What follows is a listing; give it again exactly, in its entirety.
═══ STORED ROWS
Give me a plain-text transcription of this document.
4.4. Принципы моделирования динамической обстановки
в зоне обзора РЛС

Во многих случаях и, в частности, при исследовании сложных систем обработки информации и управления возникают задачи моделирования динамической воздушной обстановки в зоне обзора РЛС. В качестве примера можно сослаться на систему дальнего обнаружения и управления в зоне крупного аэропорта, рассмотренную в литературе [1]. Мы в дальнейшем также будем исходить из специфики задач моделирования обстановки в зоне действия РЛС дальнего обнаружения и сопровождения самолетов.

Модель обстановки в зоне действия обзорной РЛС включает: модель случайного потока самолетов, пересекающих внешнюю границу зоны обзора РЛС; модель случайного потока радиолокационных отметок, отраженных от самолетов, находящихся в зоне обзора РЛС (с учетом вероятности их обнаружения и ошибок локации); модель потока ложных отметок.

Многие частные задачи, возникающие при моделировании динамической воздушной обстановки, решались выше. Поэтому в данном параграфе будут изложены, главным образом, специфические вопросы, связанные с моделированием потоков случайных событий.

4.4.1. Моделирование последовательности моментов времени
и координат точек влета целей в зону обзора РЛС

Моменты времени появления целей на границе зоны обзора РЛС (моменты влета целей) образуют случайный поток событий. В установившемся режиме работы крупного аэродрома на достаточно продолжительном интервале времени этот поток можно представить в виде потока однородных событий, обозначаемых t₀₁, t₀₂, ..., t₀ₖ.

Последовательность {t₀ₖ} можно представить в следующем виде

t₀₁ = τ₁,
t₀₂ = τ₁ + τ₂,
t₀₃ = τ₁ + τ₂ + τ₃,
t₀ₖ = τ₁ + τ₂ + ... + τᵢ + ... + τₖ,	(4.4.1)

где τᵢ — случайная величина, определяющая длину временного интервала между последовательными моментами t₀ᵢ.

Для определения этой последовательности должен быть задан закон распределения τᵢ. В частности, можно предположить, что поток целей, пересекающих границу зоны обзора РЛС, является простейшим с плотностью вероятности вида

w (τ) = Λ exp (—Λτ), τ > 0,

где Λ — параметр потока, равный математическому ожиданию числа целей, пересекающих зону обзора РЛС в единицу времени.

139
══════
§ **FINAL RESULT**
Give me a plain-text transcription of this document.
4.4. Принципы моделирования динамической обстановки
в зоне обзора РЛС

Во многих случаях и, в частности, при исследовании сложных систем обработки информации и управления возникают задачи моделирования динамической воздушной обстановки в зоне обзора РЛС. В качестве примера можно сослаться на систему дальнего обнаружения и управления в зоне крупного аэропорта, рассмотренную в литературе [1]. Мы в дальнейшем также будем исходить из специфики задач моделирования обстановки в зоне действия РЛС дальнего обнаружения и сопровождения самолетов.

Модель обстановки в зоне действия обзорной РЛС включает: модель случайного потока самолетов, пересекающих внешнюю границу зоны обзора РЛС; модель случайного потока радиолокационных отметок, отраженных от самолетов, находящихся в зоне обзора РЛС (с учетом вероятности их обнаружения и ошибок локации); модель потока ложных отметок.

Многие частные задачи, возникающие при моделировании динамической воздушной обстановки, решались выше. Поэтому в данном параграфе будут изложены, главным образом, специфические вопросы, связанные с моделированием потоков случайных событий.

4.4.1. Моделирование последовательности моментов времени
и координат точек влета целей в зону обзора РЛС

Моменты времени появления целей на границе зоны обзора РЛС (моменты влета целей) образуют случайный поток событий. В установившемся режиме работы крупного аэродрома на достаточно продолжительном интервале времени этот поток можно представить в виде потока однородных событий, обозначаемых t₀₁, t₀₂, ..., t₀ₖ.

Последовательность {t₀ₖ} можно представить в следующем виде

t₀₁ = τ₁,
t₀₂ = τ₁ + τ₂,
t₀₃ = τ₁ + τ₂ + τ₃,
t₀ₖ = τ₁ + τ₂ + ... + τᵢ + ... + τₖ,	(4.4.1)

где τᵢ — случайная величина, определяющая длину временного интервала между последовательными моментами t₀ᵢ.

Для определения этой последовательности должен быть задан закон распределения τᵢ. В частности, можно предположить, что поток целей, пересекающих границу зоны обзора РЛС, является простейшим с плотностью вероятности вида

w (τ) = Λ exp (—Λτ), τ > 0,

где Λ — параметр потока, равный математическому ожиданию числа целей, пересекающих зону обзора РЛС в единицу времени.

139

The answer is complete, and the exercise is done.